Text for analysis:
* * * * * * * * *
However, the force of this fascination has a flipside, Grünewald points out. The fear of becoming intoxicated by the Nazi era's linearity and display of power or of being seduced by the fantasies that defined that chapter of history is evident in the study. "I'm afraid I would probably have sided with the Nazis in those days, just to make myself look better," one respondent is quoted as saying.

"As a result, there's a certain timidity about dealing with the issue, which comes from not knowing which side you would have been on. You look into your own abyss," the respondent added. Would I have been a victim, a perpetrator, a follower, or even a resistance fighter — how would I have reacted at the time? That is a question that Gen Z is keen to explore.

At the same time, the interviewees expressed an intense need to understand how a person can react in such an inhuman way, what makes perpetrators tick, how the banality of evil comes about. Could something like this happen again? It's a question that affects today's young people. "I also want to hear about the motives of all the SS officers, concentration camp commanders, and people who betrayed their Jewish neighbors. If the reasons were transparent, I would probably realize that something similar could happen to me, too," one interviewee is quoted as saying.

Parallels to one's own life

"The early days of Nazism show how changes can creep in very gradually and how dangerous manipulation can be," another interviewee said.

The susceptibility to right-wing ideologies, fake news, the division of society, and the rise of conspiracy theoriesare all contemporary issues that today's youth also associate with the Nazi era.

"Linking history with today's developments is the crux of the matter. Contextualizing that is the big task we have to address," says Oliver Figge of the Arolsen Archives.

Hurdles in addressing the subject

The study's findings clearly show that if teaching the subject at school is founded only on theory and basic facts, young people often cannot relate to the topic. To them, it seems very abstract, complex and too distant.

"They prefer real-life examples and insights into the concrete realities of peoples' lives," the study says. An examination of the lives, fates and stories of such people as Anne Frankor Oskar Schindler on digital media that young people use and that are expressed in their kind of language brings the topic much closer to home.
* * * * * * * * *
Task set:
A) Answer these questions about the text on Gen Z and the Nazi era:
(i) Who is quoted as saying that linking history with today's developments is the crux of the matter?
(ii) How does the topic seem to young people when teaching at school is founded only on theory and basic facts?
(iii) What does another interviewee say the early days of Nazism show?
B) Can you retype the part of the text on Gen Z and the Nazi era between "Hurdles in addressing" and "and too distant.", inclusive?
The material that follows has no connection to the text about Gen Z and the Nazi era.

Source information:
* * * * * * * * *
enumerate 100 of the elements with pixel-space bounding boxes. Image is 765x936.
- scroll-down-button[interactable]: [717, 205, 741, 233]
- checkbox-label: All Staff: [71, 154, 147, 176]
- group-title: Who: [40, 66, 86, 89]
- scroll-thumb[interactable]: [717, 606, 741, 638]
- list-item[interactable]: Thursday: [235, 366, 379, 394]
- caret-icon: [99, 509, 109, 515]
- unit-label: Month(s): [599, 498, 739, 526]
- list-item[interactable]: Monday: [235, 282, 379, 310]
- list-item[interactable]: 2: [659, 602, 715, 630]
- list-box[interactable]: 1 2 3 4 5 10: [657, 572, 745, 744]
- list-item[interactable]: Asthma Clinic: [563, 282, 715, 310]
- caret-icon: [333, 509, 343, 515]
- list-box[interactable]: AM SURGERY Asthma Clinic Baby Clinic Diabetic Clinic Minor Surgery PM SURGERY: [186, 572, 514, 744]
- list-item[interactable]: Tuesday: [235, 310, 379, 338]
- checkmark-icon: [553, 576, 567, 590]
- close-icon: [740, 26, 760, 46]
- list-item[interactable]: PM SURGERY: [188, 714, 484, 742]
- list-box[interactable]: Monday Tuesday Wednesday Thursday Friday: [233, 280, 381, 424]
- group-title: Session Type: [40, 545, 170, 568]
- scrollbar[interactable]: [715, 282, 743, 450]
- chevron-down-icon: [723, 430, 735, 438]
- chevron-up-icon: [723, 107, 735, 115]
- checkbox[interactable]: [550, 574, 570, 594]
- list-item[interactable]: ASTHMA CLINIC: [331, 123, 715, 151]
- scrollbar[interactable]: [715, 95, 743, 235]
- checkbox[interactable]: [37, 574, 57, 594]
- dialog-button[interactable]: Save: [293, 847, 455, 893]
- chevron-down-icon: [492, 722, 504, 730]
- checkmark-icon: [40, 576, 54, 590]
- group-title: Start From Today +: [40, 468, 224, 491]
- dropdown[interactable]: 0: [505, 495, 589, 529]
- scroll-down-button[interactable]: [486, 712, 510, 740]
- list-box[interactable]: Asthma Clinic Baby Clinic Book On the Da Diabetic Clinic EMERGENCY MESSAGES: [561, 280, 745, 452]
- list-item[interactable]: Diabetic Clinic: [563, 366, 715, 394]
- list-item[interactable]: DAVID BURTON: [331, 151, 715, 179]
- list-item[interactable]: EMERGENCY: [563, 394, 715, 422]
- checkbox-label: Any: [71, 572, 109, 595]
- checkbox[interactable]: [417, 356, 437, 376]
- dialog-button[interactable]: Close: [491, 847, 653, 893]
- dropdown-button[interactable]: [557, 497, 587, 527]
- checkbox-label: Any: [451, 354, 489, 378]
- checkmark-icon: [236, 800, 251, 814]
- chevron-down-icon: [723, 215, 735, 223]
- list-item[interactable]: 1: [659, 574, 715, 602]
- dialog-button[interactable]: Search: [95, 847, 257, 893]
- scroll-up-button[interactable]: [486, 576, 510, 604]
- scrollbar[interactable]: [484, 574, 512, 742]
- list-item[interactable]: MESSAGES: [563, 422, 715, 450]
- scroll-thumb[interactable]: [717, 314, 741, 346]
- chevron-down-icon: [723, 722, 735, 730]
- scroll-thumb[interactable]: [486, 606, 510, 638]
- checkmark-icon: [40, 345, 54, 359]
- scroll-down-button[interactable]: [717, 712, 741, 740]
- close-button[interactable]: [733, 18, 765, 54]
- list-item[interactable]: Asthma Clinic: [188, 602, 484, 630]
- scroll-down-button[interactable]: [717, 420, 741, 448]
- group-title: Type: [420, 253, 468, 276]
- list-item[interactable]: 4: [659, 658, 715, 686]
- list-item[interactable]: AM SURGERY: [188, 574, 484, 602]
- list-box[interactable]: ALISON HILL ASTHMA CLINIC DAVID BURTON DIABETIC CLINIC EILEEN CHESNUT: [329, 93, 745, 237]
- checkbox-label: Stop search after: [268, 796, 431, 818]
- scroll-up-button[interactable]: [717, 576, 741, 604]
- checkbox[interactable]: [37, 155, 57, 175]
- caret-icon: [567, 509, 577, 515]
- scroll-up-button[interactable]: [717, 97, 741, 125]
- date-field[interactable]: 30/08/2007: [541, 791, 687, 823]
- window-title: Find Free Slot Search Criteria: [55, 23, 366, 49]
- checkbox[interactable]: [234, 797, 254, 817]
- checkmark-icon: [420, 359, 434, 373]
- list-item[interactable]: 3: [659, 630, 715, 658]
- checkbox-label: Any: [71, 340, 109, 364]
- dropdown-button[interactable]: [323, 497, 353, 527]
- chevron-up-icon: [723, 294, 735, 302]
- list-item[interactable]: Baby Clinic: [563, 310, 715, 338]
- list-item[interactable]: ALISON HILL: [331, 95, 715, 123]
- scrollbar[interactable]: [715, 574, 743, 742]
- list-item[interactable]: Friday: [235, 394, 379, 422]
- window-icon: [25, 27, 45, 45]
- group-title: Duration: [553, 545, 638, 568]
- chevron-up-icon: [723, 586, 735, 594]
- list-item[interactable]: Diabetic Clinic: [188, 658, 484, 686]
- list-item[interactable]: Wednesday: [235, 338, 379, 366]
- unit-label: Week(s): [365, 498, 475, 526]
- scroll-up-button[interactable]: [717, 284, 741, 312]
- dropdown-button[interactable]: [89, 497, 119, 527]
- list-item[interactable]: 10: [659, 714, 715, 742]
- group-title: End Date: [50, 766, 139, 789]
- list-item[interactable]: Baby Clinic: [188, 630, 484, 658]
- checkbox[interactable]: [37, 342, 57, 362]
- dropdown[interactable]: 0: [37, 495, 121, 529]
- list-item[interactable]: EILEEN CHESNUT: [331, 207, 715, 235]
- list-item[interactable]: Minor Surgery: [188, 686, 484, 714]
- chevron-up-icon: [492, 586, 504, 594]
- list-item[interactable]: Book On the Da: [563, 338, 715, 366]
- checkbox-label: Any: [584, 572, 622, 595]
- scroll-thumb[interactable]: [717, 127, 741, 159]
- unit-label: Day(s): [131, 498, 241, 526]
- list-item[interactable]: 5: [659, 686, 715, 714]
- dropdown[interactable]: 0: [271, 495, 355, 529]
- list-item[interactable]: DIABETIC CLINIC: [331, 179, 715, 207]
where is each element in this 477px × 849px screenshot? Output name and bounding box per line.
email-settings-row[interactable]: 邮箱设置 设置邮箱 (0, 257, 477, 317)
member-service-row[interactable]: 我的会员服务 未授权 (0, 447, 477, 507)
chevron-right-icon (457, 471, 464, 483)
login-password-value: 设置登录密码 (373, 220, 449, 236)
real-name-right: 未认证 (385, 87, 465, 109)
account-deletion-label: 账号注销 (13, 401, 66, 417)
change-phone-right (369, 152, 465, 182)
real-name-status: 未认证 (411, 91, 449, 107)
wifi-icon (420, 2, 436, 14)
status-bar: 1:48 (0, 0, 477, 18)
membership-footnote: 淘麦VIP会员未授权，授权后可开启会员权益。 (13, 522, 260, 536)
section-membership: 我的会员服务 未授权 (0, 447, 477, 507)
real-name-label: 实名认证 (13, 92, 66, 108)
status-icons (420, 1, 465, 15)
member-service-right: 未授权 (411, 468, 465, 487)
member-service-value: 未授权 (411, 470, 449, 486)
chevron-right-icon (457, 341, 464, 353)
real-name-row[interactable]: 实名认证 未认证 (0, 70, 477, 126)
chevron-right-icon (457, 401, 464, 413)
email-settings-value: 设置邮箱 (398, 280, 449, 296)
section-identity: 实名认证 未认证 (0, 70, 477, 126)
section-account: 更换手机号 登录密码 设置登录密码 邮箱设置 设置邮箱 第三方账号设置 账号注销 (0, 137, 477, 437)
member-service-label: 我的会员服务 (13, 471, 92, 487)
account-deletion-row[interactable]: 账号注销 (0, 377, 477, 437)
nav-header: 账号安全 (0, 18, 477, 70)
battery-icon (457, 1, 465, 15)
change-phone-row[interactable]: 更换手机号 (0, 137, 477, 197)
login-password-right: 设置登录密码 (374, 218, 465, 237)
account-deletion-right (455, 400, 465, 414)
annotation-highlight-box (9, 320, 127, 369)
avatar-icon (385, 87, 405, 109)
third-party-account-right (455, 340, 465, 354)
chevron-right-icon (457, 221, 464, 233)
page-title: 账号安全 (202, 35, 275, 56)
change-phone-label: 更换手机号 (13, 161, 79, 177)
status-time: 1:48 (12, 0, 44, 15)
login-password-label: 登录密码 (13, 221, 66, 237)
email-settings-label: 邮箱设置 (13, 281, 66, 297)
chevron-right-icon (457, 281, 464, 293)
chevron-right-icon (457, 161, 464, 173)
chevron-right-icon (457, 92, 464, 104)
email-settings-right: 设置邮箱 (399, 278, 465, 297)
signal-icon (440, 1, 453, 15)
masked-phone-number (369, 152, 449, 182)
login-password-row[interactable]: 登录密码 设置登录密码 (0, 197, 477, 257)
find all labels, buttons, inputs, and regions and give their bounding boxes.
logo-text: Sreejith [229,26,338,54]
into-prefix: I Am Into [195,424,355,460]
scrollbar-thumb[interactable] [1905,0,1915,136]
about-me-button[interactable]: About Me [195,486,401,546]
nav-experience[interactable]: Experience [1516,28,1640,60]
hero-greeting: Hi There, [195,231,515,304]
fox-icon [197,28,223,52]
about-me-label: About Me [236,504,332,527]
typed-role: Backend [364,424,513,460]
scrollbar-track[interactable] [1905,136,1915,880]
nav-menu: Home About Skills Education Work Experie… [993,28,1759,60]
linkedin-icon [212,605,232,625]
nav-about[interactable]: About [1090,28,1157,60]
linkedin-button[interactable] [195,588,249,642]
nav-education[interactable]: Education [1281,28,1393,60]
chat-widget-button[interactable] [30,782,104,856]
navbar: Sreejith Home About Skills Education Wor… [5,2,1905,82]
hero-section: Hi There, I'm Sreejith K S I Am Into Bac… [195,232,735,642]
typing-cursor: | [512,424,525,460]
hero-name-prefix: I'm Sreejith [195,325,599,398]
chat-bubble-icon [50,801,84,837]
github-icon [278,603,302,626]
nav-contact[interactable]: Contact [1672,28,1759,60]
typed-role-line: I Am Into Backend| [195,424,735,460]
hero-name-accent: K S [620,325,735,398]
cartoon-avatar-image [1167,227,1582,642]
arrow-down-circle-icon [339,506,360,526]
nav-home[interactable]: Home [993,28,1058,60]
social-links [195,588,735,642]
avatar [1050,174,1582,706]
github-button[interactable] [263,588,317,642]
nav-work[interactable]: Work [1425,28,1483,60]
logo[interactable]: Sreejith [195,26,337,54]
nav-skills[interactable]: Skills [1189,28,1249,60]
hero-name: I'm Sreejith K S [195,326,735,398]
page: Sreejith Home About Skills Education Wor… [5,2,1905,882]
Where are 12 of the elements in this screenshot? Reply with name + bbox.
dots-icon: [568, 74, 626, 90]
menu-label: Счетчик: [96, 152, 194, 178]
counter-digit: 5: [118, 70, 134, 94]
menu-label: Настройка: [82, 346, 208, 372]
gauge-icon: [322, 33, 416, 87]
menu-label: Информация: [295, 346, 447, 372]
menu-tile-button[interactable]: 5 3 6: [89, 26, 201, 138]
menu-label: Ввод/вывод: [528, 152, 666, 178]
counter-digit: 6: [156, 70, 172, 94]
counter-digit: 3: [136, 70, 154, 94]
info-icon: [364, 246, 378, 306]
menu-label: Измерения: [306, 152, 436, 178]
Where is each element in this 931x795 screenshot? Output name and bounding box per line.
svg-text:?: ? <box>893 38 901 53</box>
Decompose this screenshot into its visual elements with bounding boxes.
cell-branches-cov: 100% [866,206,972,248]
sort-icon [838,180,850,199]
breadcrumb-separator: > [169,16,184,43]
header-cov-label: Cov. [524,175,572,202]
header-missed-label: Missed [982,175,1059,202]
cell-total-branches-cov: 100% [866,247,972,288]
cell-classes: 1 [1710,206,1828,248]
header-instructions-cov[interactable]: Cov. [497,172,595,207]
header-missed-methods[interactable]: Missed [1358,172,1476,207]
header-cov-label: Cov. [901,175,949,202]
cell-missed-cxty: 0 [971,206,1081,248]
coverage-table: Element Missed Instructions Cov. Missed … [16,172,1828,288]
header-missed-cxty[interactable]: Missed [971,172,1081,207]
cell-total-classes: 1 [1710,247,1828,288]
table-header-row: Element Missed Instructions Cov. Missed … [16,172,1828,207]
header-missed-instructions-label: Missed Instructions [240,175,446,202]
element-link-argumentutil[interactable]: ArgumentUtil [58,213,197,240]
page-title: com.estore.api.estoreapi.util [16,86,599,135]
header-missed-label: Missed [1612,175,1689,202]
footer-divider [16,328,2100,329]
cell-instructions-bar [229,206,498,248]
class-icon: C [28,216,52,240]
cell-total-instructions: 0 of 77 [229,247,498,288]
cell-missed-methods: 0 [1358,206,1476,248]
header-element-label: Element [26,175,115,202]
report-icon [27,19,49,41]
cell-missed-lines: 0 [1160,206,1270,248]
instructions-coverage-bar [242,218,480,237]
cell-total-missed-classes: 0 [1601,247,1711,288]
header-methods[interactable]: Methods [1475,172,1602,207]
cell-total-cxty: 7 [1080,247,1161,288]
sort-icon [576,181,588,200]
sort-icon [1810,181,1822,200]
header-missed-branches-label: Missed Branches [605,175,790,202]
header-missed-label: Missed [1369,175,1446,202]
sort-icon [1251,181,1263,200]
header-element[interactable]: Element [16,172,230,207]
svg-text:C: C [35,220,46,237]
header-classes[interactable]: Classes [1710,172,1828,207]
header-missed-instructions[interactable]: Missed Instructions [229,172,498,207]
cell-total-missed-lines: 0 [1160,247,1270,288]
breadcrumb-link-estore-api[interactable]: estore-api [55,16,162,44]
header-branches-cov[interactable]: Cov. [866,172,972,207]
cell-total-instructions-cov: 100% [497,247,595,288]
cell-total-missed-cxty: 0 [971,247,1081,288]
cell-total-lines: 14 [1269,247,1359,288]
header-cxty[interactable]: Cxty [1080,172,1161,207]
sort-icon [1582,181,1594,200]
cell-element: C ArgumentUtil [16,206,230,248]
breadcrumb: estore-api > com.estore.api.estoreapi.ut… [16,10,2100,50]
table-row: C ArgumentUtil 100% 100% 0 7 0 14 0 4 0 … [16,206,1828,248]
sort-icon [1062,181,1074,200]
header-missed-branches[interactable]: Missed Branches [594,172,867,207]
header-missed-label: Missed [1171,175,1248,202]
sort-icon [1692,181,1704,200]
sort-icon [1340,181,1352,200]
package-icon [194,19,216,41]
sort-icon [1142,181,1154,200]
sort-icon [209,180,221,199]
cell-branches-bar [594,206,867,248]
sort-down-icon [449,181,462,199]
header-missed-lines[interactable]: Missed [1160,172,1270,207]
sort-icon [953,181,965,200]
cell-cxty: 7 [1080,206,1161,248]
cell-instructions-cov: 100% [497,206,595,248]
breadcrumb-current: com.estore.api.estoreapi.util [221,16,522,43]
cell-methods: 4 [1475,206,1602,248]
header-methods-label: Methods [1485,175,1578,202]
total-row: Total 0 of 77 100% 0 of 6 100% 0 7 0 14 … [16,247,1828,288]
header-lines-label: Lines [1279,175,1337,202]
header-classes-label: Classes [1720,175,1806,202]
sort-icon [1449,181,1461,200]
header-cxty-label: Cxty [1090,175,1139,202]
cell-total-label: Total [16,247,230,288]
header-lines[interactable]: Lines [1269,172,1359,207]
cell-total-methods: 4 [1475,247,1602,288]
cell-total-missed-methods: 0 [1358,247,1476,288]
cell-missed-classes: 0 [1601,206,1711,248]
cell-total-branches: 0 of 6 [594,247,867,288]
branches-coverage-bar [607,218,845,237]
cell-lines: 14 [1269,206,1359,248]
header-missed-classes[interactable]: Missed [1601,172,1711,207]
* * * * * * * * *
Set of answers:
A)
(i) Oliver Figge of the Arolsen Archives.
(ii) Very abstract, complex and too distant.
(iii) How changes can creep in very gradually and how dangerous manipulation can be.

B)
Hurdles in addressing the subject

The study's findings clearly show that if teaching the subject at school is founded only on theory and basic facts, young people often cannot relate to the topic. To them, it seems very abstract, complex and too distant.